(Dataset records)
● ● ● ●
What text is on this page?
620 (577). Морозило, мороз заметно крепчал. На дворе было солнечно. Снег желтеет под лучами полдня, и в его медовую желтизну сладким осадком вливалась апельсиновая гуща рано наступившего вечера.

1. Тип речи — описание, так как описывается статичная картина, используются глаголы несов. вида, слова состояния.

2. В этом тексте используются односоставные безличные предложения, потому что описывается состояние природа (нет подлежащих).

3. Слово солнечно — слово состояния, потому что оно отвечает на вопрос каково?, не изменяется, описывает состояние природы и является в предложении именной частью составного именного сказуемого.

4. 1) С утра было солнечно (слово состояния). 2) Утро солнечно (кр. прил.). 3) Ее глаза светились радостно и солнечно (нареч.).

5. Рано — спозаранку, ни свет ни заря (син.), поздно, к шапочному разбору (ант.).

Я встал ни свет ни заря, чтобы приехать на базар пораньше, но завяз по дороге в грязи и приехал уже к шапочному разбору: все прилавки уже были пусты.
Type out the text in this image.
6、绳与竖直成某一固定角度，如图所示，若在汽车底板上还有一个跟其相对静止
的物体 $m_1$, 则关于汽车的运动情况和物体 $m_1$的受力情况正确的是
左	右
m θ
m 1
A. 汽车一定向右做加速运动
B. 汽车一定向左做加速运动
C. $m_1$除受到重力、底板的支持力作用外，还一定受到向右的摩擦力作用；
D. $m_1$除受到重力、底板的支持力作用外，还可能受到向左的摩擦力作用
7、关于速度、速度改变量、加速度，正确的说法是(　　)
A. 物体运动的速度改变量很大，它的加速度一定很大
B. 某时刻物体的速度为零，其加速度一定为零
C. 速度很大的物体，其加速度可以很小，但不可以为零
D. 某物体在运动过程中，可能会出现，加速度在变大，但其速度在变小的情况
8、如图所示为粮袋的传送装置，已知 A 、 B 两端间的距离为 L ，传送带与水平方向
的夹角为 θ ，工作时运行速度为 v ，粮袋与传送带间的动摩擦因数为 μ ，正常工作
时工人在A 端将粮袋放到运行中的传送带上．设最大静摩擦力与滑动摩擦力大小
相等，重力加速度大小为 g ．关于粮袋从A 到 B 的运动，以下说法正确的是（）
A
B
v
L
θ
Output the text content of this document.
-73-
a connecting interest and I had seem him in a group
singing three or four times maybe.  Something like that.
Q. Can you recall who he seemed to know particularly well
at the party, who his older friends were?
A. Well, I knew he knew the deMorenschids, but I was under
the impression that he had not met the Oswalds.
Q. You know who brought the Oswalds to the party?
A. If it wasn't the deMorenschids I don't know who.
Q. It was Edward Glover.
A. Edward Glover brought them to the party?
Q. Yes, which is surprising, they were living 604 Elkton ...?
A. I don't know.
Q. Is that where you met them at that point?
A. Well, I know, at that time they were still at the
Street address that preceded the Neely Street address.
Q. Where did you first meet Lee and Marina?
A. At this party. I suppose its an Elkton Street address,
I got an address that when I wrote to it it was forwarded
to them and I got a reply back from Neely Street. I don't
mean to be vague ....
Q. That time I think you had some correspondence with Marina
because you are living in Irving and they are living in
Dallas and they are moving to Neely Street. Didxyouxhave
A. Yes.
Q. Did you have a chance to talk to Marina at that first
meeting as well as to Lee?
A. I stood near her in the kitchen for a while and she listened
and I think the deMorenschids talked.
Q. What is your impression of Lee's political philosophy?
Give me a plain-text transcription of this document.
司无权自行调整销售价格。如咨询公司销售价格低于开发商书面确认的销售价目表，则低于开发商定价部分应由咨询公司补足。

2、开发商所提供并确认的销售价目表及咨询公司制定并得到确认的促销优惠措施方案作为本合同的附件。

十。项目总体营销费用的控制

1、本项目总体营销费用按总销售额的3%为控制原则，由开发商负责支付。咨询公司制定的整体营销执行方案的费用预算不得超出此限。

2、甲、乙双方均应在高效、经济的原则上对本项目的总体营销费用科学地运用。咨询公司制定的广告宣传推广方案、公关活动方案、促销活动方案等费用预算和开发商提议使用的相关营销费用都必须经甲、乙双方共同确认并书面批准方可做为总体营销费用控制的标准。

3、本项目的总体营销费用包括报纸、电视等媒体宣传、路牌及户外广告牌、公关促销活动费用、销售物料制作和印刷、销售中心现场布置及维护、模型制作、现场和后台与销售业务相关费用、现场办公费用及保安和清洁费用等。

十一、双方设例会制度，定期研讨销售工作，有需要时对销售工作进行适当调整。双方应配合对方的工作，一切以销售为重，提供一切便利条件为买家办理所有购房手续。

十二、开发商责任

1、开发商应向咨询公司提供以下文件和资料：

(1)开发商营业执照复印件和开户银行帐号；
● ● ● ●
- The problem
Return all of the above records exactly, leaving no line out.

- Response for this exercise
What text is on this page?
620 (577). Морозило, мороз заметно крепчал. На дворе было солнечно. Снег желтеет под лучами полдня, и в его медовую желтизну сладким осадком вливалась апельсиновая гуща рано наступившего вечера.

1. Тип речи — описание, так как описывается статичная картина, используются глаголы несов. вида, слова состояния.

2. В этом тексте используются односоставные безличные предложения, потому что описывается состояние природа (нет подлежащих).

3. Слово солнечно — слово состояния, потому что оно отвечает на вопрос каково?, не изменяется, описывает состояние природы и является в предложении именной частью составного именного сказуемого.

4. 1) С утра было солнечно (слово состояния). 2) Утро солнечно (кр. прил.). 3) Ее глаза светились радостно и солнечно (нареч.).

5. Рано — спозаранку, ни свет ни заря (син.), поздно, к шапочному разбору (ант.).

Я встал ни свет ни заря, чтобы приехать на базар пораньше, но завяз по дороге в грязи и приехал уже к шапочному разбору: все прилавки уже были пусты.
Type out the text in this image.
6、绳与竖直成某一固定角度，如图所示，若在汽车底板上还有一个跟其相对静止
的物体 $m_1$, 则关于汽车的运动情况和物体 $m_1$的受力情况正确的是
左	右
m θ
m 1
A. 汽车一定向右做加速运动
B. 汽车一定向左做加速运动
C. $m_1$除受到重力、底板的支持力作用外，还一定受到向右的摩擦力作用；
D. $m_1$除受到重力、底板的支持力作用外，还可能受到向左的摩擦力作用
7、关于速度、速度改变量、加速度，正确的说法是(　　)
A. 物体运动的速度改变量很大，它的加速度一定很大
B. 某时刻物体的速度为零，其加速度一定为零
C. 速度很大的物体，其加速度可以很小，但不可以为零
D. 某物体在运动过程中，可能会出现，加速度在变大，但其速度在变小的情况
8、如图所示为粮袋的传送装置，已知 A 、 B 两端间的距离为 L ，传送带与水平方向
的夹角为 θ ，工作时运行速度为 v ，粮袋与传送带间的动摩擦因数为 μ ，正常工作
时工人在A 端将粮袋放到运行中的传送带上．设最大静摩擦力与滑动摩擦力大小
相等，重力加速度大小为 g ．关于粮袋从A 到 B 的运动，以下说法正确的是（）
A
B
v
L
θ
Output the text content of this document.
-73-
a connecting interest and I had seem him in a group
singing three or four times maybe.  Something like that.
Q. Can you recall who he seemed to know particularly well
at the party, who his older friends were?
A. Well, I knew he knew the deMorenschids, but I was under
the impression that he had not met the Oswalds.
Q. You know who brought the Oswalds to the party?
A. If it wasn't the deMorenschids I don't know who.
Q. It was Edward Glover.
A. Edward Glover brought them to the party?
Q. Yes, which is surprising, they were living 604 Elkton ...?
A. I don't know.
Q. Is that where you met them at that point?
A. Well, I know, at that time they were still at the
Street address that preceded the Neely Street address.
Q. Where did you first meet Lee and Marina?
A. At this party. I suppose its an Elkton Street address,
I got an address that when I wrote to it it was forwarded
to them and I got a reply back from Neely Street. I don't
mean to be vague ....
Q. That time I think you had some correspondence with Marina
because you are living in Irving and they are living in
Dallas and they are moving to Neely Street. Didxyouxhave
A. Yes.
Q. Did you have a chance to talk to Marina at that first
meeting as well as to Lee?
A. I stood near her in the kitchen for a while and she listened
and I think the deMorenschids talked.
Q. What is your impression of Lee's political philosophy?
Give me a plain-text transcription of this document.
司无权自行调整销售价格。如咨询公司销售价格低于开发商书面确认的销售价目表，则低于开发商定价部分应由咨询公司补足。

2、开发商所提供并确认的销售价目表及咨询公司制定并得到确认的促销优惠措施方案作为本合同的附件。

十。项目总体营销费用的控制

1、本项目总体营销费用按总销售额的3%为控制原则，由开发商负责支付。咨询公司制定的整体营销执行方案的费用预算不得超出此限。

2、甲、乙双方均应在高效、经济的原则上对本项目的总体营销费用科学地运用。咨询公司制定的广告宣传推广方案、公关活动方案、促销活动方案等费用预算和开发商提议使用的相关营销费用都必须经甲、乙双方共同确认并书面批准方可做为总体营销费用控制的标准。

3、本项目的总体营销费用包括报纸、电视等媒体宣传、路牌及户外广告牌、公关促销活动费用、销售物料制作和印刷、销售中心现场布置及维护、模型制作、现场和后台与销售业务相关费用、现场办公费用及保安和清洁费用等。

十一、双方设例会制度，定期研讨销售工作，有需要时对销售工作进行适当调整。双方应配合对方的工作，一切以销售为重，提供一切便利条件为买家办理所有购房手续。

十二、开发商责任

1、开发商应向咨询公司提供以下文件和资料：

(1)开发商营业执照复印件和开户银行帐号；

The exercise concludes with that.